• What is being asked
Retype the material that follows, keeping every word as it is.

• Data shown
--- START ---

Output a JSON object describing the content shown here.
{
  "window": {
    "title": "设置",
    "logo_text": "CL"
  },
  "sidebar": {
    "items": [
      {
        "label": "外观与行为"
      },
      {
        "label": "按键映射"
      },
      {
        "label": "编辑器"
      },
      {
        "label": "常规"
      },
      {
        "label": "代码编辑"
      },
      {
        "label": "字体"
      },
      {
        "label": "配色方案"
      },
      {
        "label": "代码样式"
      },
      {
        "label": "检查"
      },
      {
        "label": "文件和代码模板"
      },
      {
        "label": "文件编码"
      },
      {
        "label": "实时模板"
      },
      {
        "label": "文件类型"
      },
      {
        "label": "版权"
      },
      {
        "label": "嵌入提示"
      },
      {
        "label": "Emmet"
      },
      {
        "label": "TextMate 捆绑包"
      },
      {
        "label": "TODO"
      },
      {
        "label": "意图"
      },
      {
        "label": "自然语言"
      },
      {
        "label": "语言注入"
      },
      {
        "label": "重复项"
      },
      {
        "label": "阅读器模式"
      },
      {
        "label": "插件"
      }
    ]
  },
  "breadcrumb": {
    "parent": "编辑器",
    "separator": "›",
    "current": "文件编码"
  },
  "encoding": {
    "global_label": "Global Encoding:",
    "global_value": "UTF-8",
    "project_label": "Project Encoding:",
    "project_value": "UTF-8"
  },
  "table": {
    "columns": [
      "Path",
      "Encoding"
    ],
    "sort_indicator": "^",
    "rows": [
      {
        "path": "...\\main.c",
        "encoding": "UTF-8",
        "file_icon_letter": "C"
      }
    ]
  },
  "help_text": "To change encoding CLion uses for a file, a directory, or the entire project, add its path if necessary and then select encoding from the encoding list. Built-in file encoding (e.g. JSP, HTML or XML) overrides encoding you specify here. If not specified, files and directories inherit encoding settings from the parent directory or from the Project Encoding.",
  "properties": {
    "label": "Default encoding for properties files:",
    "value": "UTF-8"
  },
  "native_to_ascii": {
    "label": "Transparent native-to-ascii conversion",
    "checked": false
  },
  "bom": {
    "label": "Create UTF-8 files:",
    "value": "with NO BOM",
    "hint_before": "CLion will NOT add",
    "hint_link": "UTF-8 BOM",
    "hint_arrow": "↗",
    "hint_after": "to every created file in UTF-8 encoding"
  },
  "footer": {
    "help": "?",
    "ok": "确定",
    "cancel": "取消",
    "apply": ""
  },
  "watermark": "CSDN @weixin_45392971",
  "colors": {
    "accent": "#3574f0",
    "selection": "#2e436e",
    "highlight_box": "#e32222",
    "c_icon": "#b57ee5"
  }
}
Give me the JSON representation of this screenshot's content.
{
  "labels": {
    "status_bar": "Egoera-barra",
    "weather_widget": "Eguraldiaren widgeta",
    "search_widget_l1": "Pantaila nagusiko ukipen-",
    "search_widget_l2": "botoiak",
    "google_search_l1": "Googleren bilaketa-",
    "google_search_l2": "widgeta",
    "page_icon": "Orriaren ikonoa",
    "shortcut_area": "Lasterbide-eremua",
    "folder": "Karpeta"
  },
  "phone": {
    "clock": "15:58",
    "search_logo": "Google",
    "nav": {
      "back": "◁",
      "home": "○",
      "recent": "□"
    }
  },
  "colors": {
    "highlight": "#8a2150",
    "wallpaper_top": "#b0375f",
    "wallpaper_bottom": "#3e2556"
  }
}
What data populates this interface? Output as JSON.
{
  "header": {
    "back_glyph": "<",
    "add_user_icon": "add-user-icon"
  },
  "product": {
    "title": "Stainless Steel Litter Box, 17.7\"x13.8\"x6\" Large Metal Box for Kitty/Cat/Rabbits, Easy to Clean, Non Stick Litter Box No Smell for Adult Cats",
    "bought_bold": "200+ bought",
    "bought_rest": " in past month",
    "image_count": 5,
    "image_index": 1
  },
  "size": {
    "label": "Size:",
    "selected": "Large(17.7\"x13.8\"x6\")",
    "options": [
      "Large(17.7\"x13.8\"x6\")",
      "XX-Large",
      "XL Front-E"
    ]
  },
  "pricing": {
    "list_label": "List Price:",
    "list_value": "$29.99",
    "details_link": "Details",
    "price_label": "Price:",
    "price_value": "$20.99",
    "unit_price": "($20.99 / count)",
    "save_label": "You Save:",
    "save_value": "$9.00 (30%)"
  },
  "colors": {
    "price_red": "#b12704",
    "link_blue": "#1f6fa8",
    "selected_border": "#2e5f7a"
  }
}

--- END ---

• Response below
Output a JSON object describing the content shown here.
{
  "window": {
    "title": "设置",
    "logo_text": "CL"
  },
  "sidebar": {
    "items": [
      {
        "label": "外观与行为"
      },
      {
        "label": "按键映射"
      },
      {
        "label": "编辑器"
      },
      {
        "label": "常规"
      },
      {
        "label": "代码编辑"
      },
      {
        "label": "字体"
      },
      {
        "label": "配色方案"
      },
      {
        "label": "代码样式"
      },
      {
        "label": "检查"
      },
      {
        "label": "文件和代码模板"
      },
      {
        "label": "文件编码"
      },
      {
        "label": "实时模板"
      },
      {
        "label": "文件类型"
      },
      {
        "label": "版权"
      },
      {
        "label": "嵌入提示"
      },
      {
        "label": "Emmet"
      },
      {
        "label": "TextMate 捆绑包"
      },
      {
        "label": "TODO"
      },
      {
        "label": "意图"
      },
      {
        "label": "自然语言"
      },
      {
        "label": "语言注入"
      },
      {
        "label": "重复项"
      },
      {
        "label": "阅读器模式"
      },
      {
        "label": "插件"
      }
    ]
  },
  "breadcrumb": {
    "parent": "编辑器",
    "separator": "›",
    "current": "文件编码"
  },
  "encoding": {
    "global_label": "Global Encoding:",
    "global_value": "UTF-8",
    "project_label": "Project Encoding:",
    "project_value": "UTF-8"
  },
  "table": {
    "columns": [
      "Path",
      "Encoding"
    ],
    "sort_indicator": "^",
    "rows": [
      {
        "path": "...\\main.c",
        "encoding": "UTF-8",
        "file_icon_letter": "C"
      }
    ]
  },
  "help_text": "To change encoding CLion uses for a file, a directory, or the entire project, add its path if necessary and then select encoding from the encoding list. Built-in file encoding (e.g. JSP, HTML or XML) overrides encoding you specify here. If not specified, files and directories inherit encoding settings from the parent directory or from the Project Encoding.",
  "properties": {
    "label": "Default encoding for properties files:",
    "value": "UTF-8"
  },
  "native_to_ascii": {
    "label": "Transparent native-to-ascii conversion",
    "checked": false
  },
  "bom": {
    "label": "Create UTF-8 files:",
    "value": "with NO BOM",
    "hint_before": "CLion will NOT add",
    "hint_link": "UTF-8 BOM",
    "hint_arrow": "↗",
    "hint_after": "to every created file in UTF-8 encoding"
  },
  "footer": {
    "help": "?",
    "ok": "确定",
    "cancel": "取消",
    "apply": ""
  },
  "watermark": "CSDN @weixin_45392971",
  "colors": {
    "accent": "#3574f0",
    "selection": "#2e436e",
    "highlight_box": "#e32222",
    "c_icon": "#b57ee5"
  }
}
Give me the JSON representation of this screenshot's content.
{
  "labels": {
    "status_bar": "Egoera-barra",
    "weather_widget": "Eguraldiaren widgeta",
    "search_widget_l1": "Pantaila nagusiko ukipen-",
    "search_widget_l2": "botoiak",
    "google_search_l1": "Googleren bilaketa-",
    "google_search_l2": "widgeta",
    "page_icon": "Orriaren ikonoa",
    "shortcut_area": "Lasterbide-eremua",
    "folder": "Karpeta"
  },
  "phone": {
    "clock": "15:58",
    "search_logo": "Google",
    "nav": {
      "back": "◁",
      "home": "○",
      "recent": "□"
    }
  },
  "colors": {
    "highlight": "#8a2150",
    "wallpaper_top": "#b0375f",
    "wallpaper_bottom": "#3e2556"
  }
}
What data populates this interface? Output as JSON.
{
  "header": {
    "back_glyph": "<",
    "add_user_icon": "add-user-icon"
  },
  "product": {
    "title": "Stainless Steel Litter Box, 17.7\"x13.8\"x6\" Large Metal Box for Kitty/Cat/Rabbits, Easy to Clean, Non Stick Litter Box No Smell for Adult Cats",
    "bought_bold": "200+ bought",
    "bought_rest": " in past month",
    "image_count": 5,
    "image_index": 1
  },
  "size": {
    "label": "Size:",
    "selected": "Large(17.7\"x13.8\"x6\")",
    "options": [
      "Large(17.7\"x13.8\"x6\")",
      "XX-Large",
      "XL Front-E"
    ]
  },
  "pricing": {
    "list_label": "List Price:",
    "list_value": "$29.99",
    "details_link": "Details",
    "price_label": "Price:",
    "price_value": "$20.99",
    "unit_price": "($20.99 / count)",
    "save_label": "You Save:",
    "save_value": "$9.00 (30%)"
  },
  "colors": {
    "price_red": "#b12704",
    "link_blue": "#1f6fa8",
    "selected_border": "#2e5f7a"
  }
}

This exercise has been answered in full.